> _WRITTEN PROBLEM_:
Copy the listing verbatim, excluding any images found in it.

> _DATASET EXCERPTS_:
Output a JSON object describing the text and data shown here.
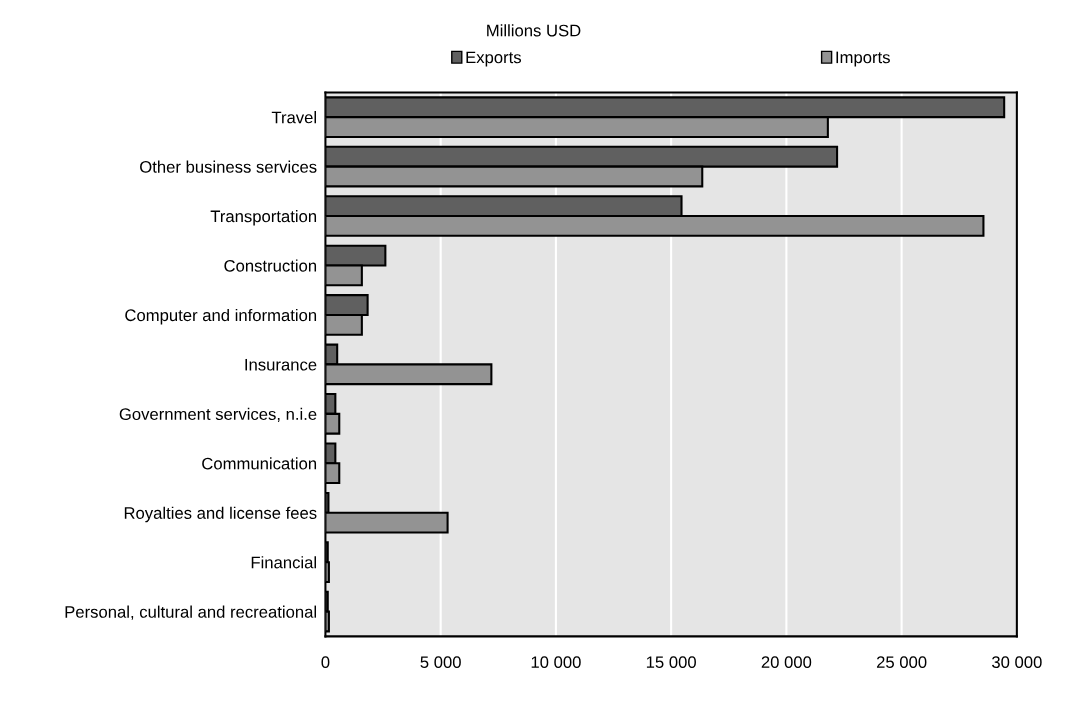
{
  "chart_data": {
    "type": "bar",
    "orientation": "horizontal",
    "title": "Millions USD",
    "categories": [
      "Travel",
      "Other business services",
      "Transportation",
      "Construction",
      "Computer and information",
      "Insurance",
      "Government services, n.i.e",
      "Communication",
      "Royalties and license fees",
      "Financial",
      "Personal, cultural and recreational"
    ],
    "series": [
      {
        "name": "Exports",
        "color": "#606060",
        "values": [
          29450,
          22200,
          15450,
          2600,
          1830,
          510,
          430,
          430,
          130,
          100,
          100
        ]
      },
      {
        "name": "Imports",
        "color": "#939393",
        "values": [
          21800,
          16350,
          28550,
          1580,
          1580,
          7200,
          600,
          600,
          5300,
          150,
          150
        ]
      }
    ],
    "xlim": [
      0,
      30000
    ],
    "xticks": [
      0,
      {
        "value": 5000,
        "label": "5 000"
      },
      {
        "value": 10000,
        "label": "10 000"
      },
      {
        "value": 15000,
        "label": "15 000"
      },
      {
        "value": 20000,
        "label": "20 000"
      },
      {
        "value": 25000,
        "label": "25 000"
      },
      {
        "value": 30000,
        "label": "30 000"
      }
    ],
    "grid": "x",
    "legend": "top"
  }
}
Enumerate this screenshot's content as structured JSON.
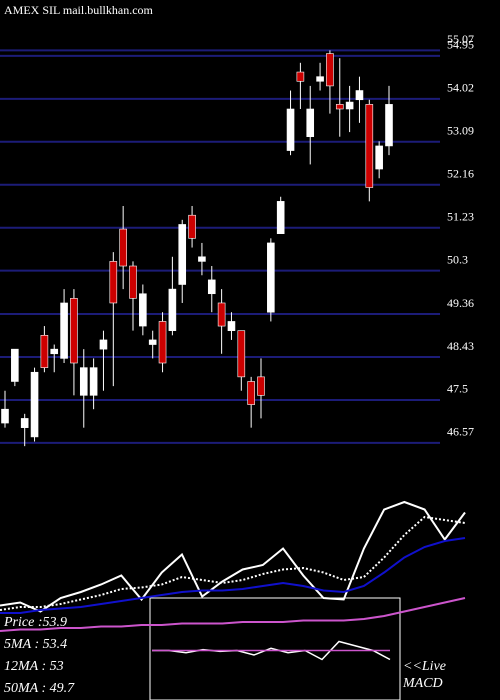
{
  "chart_data": [
    {
      "type": "candlestick",
      "title": "AMEX  SIL mail.bullkhan.com",
      "ylim": [
        46.2,
        56.16
      ],
      "yticks": [
        46.57,
        47.5,
        48.43,
        49.36,
        50.3,
        51.23,
        52.16,
        53.09,
        54.02,
        54.95,
        55.07
      ],
      "grid": true,
      "up_color": "#ffffff",
      "down_color": "#cc0000",
      "open": [
        47.0,
        47.9,
        46.9,
        46.7,
        48.9,
        48.5,
        48.4,
        49.7,
        47.6,
        47.6,
        48.6,
        50.5,
        51.2,
        50.4,
        49.1,
        48.7,
        49.2,
        49.0,
        50.0,
        51.5,
        50.5,
        49.8,
        49.6,
        49.0,
        49.0,
        47.9,
        48.0,
        49.4,
        51.1,
        52.9,
        54.6,
        53.2,
        54.4,
        55.0,
        53.9,
        53.8,
        54.0,
        53.9,
        52.5,
        53.0
      ],
      "high": [
        47.7,
        48.6,
        47.2,
        48.2,
        49.1,
        48.7,
        49.9,
        49.9,
        48.6,
        48.4,
        49.0,
        50.7,
        51.7,
        50.5,
        50.0,
        49.0,
        49.4,
        50.6,
        51.4,
        51.7,
        50.9,
        50.4,
        49.9,
        49.4,
        49.0,
        48.0,
        48.4,
        51.0,
        51.9,
        54.2,
        54.8,
        54.3,
        54.8,
        55.07,
        54.9,
        54.3,
        54.5,
        54.0,
        53.1,
        54.3
      ],
      "low": [
        46.9,
        47.8,
        46.5,
        46.6,
        48.1,
        48.1,
        48.3,
        47.6,
        46.9,
        47.3,
        47.7,
        47.8,
        49.9,
        49.0,
        48.9,
        48.4,
        48.1,
        48.9,
        49.6,
        50.8,
        50.2,
        49.4,
        48.5,
        48.8,
        47.7,
        46.9,
        47.1,
        49.2,
        51.1,
        52.8,
        53.8,
        52.6,
        54.2,
        53.7,
        53.2,
        53.3,
        53.5,
        51.8,
        52.3,
        52.8
      ],
      "close": [
        47.3,
        48.6,
        47.1,
        48.1,
        48.2,
        48.6,
        49.6,
        48.3,
        48.2,
        48.2,
        48.8,
        49.6,
        50.4,
        49.7,
        49.8,
        48.8,
        48.3,
        49.9,
        51.3,
        51.0,
        50.6,
        50.1,
        49.1,
        49.2,
        48.0,
        47.4,
        47.6,
        50.9,
        51.8,
        53.8,
        54.4,
        53.8,
        54.5,
        54.3,
        53.8,
        53.95,
        54.2,
        52.1,
        53.0,
        53.9
      ]
    },
    {
      "type": "line",
      "ylim": [
        0,
        100
      ],
      "series": [
        {
          "name": "Price",
          "color": "#ffffff",
          "dash": false,
          "values": [
            23,
            25,
            19,
            28,
            32,
            37,
            43,
            27,
            45,
            57,
            29,
            39,
            47,
            50,
            61,
            43,
            28,
            27,
            61,
            87,
            92,
            87,
            67,
            85
          ]
        },
        {
          "name": "5MA",
          "color": "#ffffff",
          "dash": true,
          "values": [
            20,
            22,
            22,
            24,
            27,
            30,
            34,
            35,
            37,
            42,
            40,
            38,
            40,
            44,
            47,
            48,
            45,
            40,
            42,
            55,
            70,
            82,
            80,
            78
          ]
        },
        {
          "name": "12MA",
          "color": "#1010cc",
          "dash": false,
          "values": [
            18,
            18,
            20,
            21,
            22,
            24,
            26,
            28,
            30,
            32,
            33,
            33,
            34,
            36,
            38,
            36,
            33,
            32,
            36,
            45,
            55,
            62,
            66,
            68
          ]
        },
        {
          "name": "50MA",
          "color": "#cc55cc",
          "dash": false,
          "values": [
            6,
            7,
            7,
            8,
            8,
            9,
            9,
            10,
            10,
            11,
            11,
            11,
            12,
            12,
            12,
            13,
            13,
            13,
            14,
            16,
            19,
            22,
            25,
            28
          ]
        }
      ],
      "readout": [
        {
          "label": "Price  :",
          "value": 53.9
        },
        {
          "label": "5MA : ",
          "value": 53.4
        },
        {
          "label": "12MA : ",
          "value": 53
        },
        {
          "label": "50MA : ",
          "value": 49.7
        }
      ]
    },
    {
      "type": "line",
      "title": "MACD",
      "note": "<<Live",
      "ylim": [
        -1,
        1
      ],
      "series": [
        {
          "color": "#ffffff",
          "dash": false,
          "values": [
            0.1,
            0.1,
            0.05,
            0.12,
            0.08,
            0.1,
            0.0,
            0.15,
            0.05,
            0.1,
            -0.1,
            0.3,
            0.2,
            0.1,
            -0.1
          ]
        },
        {
          "color": "#cc55cc",
          "dash": false,
          "values": [
            0.1,
            0.1,
            0.1,
            0.1,
            0.1,
            0.1,
            0.1,
            0.1,
            0.1,
            0.1,
            0.1,
            0.1,
            0.1,
            0.1,
            0.1
          ]
        }
      ]
    }
  ]
}
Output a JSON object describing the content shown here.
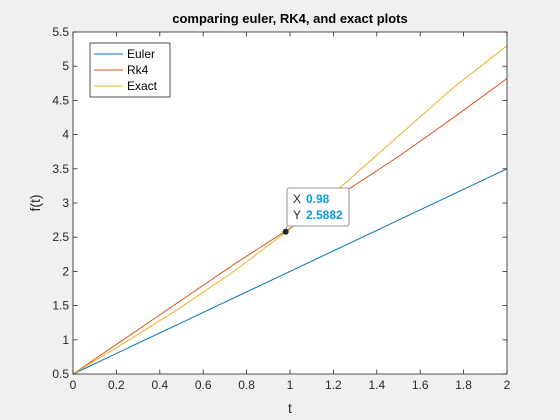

> _TASK RESPONSE_:
Output a JSON object describing the text and data shown here.
{
  "chart_data": {
    "type": "bar",
    "orientation": "horizontal",
    "title": "Millions USD",
    "categories": [
      "Travel",
      "Other business services",
      "Transportation",
      "Construction",
      "Computer and information",
      "Insurance",
      "Government services, n.i.e",
      "Communication",
      "Royalties and license fees",
      "Financial",
      "Personal, cultural and recreational"
    ],
    "series": [
      {
        "name": "Exports",
        "color": "#606060",
        "values": [
          29450,
          22200,
          15450,
          2600,
          1830,
          510,
          430,
          430,
          130,
          100,
          100
        ]
      },
      {
        "name": "Imports",
        "color": "#939393",
        "values": [
          21800,
          16350,
          28550,
          1580,
          1580,
          7200,
          600,
          600,
          5300,
          150,
          150
        ]
      }
    ],
    "xlim": [
      0,
      30000
    ],
    "xticks": [
      0,
      {
        "value": 5000,
        "label": "5 000"
      },
      {
        "value": 10000,
        "label": "10 000"
      },
      {
        "value": 15000,
        "label": "15 000"
      },
      {
        "value": 20000,
        "label": "20 000"
      },
      {
        "value": 25000,
        "label": "25 000"
      },
      {
        "value": 30000,
        "label": "30 000"
      }
    ],
    "grid": "x",
    "legend": "top"
  }
}
Enumerate this screenshot's content as structured JSON.
{
  "chart_data": [
    {
      "type": "candlestick",
      "title": "AMEX  SIL mail.bullkhan.com",
      "ylim": [
        46.2,
        56.16
      ],
      "yticks": [
        46.57,
        47.5,
        48.43,
        49.36,
        50.3,
        51.23,
        52.16,
        53.09,
        54.02,
        54.95,
        55.07
      ],
      "grid": true,
      "up_color": "#ffffff",
      "down_color": "#cc0000",
      "open": [
        47.0,
        47.9,
        46.9,
        46.7,
        48.9,
        48.5,
        48.4,
        49.7,
        47.6,
        47.6,
        48.6,
        50.5,
        51.2,
        50.4,
        49.1,
        48.7,
        49.2,
        49.0,
        50.0,
        51.5,
        50.5,
        49.8,
        49.6,
        49.0,
        49.0,
        47.9,
        48.0,
        49.4,
        51.1,
        52.9,
        54.6,
        53.2,
        54.4,
        55.0,
        53.9,
        53.8,
        54.0,
        53.9,
        52.5,
        53.0
      ],
      "high": [
        47.7,
        48.6,
        47.2,
        48.2,
        49.1,
        48.7,
        49.9,
        49.9,
        48.6,
        48.4,
        49.0,
        50.7,
        51.7,
        50.5,
        50.0,
        49.0,
        49.4,
        50.6,
        51.4,
        51.7,
        50.9,
        50.4,
        49.9,
        49.4,
        49.0,
        48.0,
        48.4,
        51.0,
        51.9,
        54.2,
        54.8,
        54.3,
        54.8,
        55.07,
        54.9,
        54.3,
        54.5,
        54.0,
        53.1,
        54.3
      ],
      "low": [
        46.9,
        47.8,
        46.5,
        46.6,
        48.1,
        48.1,
        48.3,
        47.6,
        46.9,
        47.3,
        47.7,
        47.8,
        49.9,
        49.0,
        48.9,
        48.4,
        48.1,
        48.9,
        49.6,
        50.8,
        50.2,
        49.4,
        48.5,
        48.8,
        47.7,
        46.9,
        47.1,
        49.2,
        51.1,
        52.8,
        53.8,
        52.6,
        54.2,
        53.7,
        53.2,
        53.3,
        53.5,
        51.8,
        52.3,
        52.8
      ],
      "close": [
        47.3,
        48.6,
        47.1,
        48.1,
        48.2,
        48.6,
        49.6,
        48.3,
        48.2,
        48.2,
        48.8,
        49.6,
        50.4,
        49.7,
        49.8,
        48.8,
        48.3,
        49.9,
        51.3,
        51.0,
        50.6,
        50.1,
        49.1,
        49.2,
        48.0,
        47.4,
        47.6,
        50.9,
        51.8,
        53.8,
        54.4,
        53.8,
        54.5,
        54.3,
        53.8,
        53.95,
        54.2,
        52.1,
        53.0,
        53.9
      ]
    },
    {
      "type": "line",
      "ylim": [
        0,
        100
      ],
      "series": [
        {
          "name": "Price",
          "color": "#ffffff",
          "dash": false,
          "values": [
            23,
            25,
            19,
            28,
            32,
            37,
            43,
            27,
            45,
            57,
            29,
            39,
            47,
            50,
            61,
            43,
            28,
            27,
            61,
            87,
            92,
            87,
            67,
            85
          ]
        },
        {
          "name": "5MA",
          "color": "#ffffff",
          "dash": true,
          "values": [
            20,
            22,
            22,
            24,
            27,
            30,
            34,
            35,
            37,
            42,
            40,
            38,
            40,
            44,
            47,
            48,
            45,
            40,
            42,
            55,
            70,
            82,
            80,
            78
          ]
        },
        {
          "name": "12MA",
          "color": "#1010cc",
          "dash": false,
          "values": [
            18,
            18,
            20,
            21,
            22,
            24,
            26,
            28,
            30,
            32,
            33,
            33,
            34,
            36,
            38,
            36,
            33,
            32,
            36,
            45,
            55,
            62,
            66,
            68
          ]
        },
        {
          "name": "50MA",
          "color": "#cc55cc",
          "dash": false,
          "values": [
            6,
            7,
            7,
            8,
            8,
            9,
            9,
            10,
            10,
            11,
            11,
            11,
            12,
            12,
            12,
            13,
            13,
            13,
            14,
            16,
            19,
            22,
            25,
            28
          ]
        }
      ],
      "readout": [
        {
          "label": "Price  :",
          "value": 53.9
        },
        {
          "label": "5MA : ",
          "value": 53.4
        },
        {
          "label": "12MA : ",
          "value": 53
        },
        {
          "label": "50MA : ",
          "value": 49.7
        }
      ]
    },
    {
      "type": "line",
      "title": "MACD",
      "note": "<<Live",
      "ylim": [
        -1,
        1
      ],
      "series": [
        {
          "color": "#ffffff",
          "dash": false,
          "values": [
            0.1,
            0.1,
            0.05,
            0.12,
            0.08,
            0.1,
            0.0,
            0.15,
            0.05,
            0.1,
            -0.1,
            0.3,
            0.2,
            0.1,
            -0.1
          ]
        },
        {
          "color": "#cc55cc",
          "dash": false,
          "values": [
            0.1,
            0.1,
            0.1,
            0.1,
            0.1,
            0.1,
            0.1,
            0.1,
            0.1,
            0.1,
            0.1,
            0.1,
            0.1,
            0.1,
            0.1
          ]
        }
      ]
    }
  ]
}
Output a JSON object describing the content shown here.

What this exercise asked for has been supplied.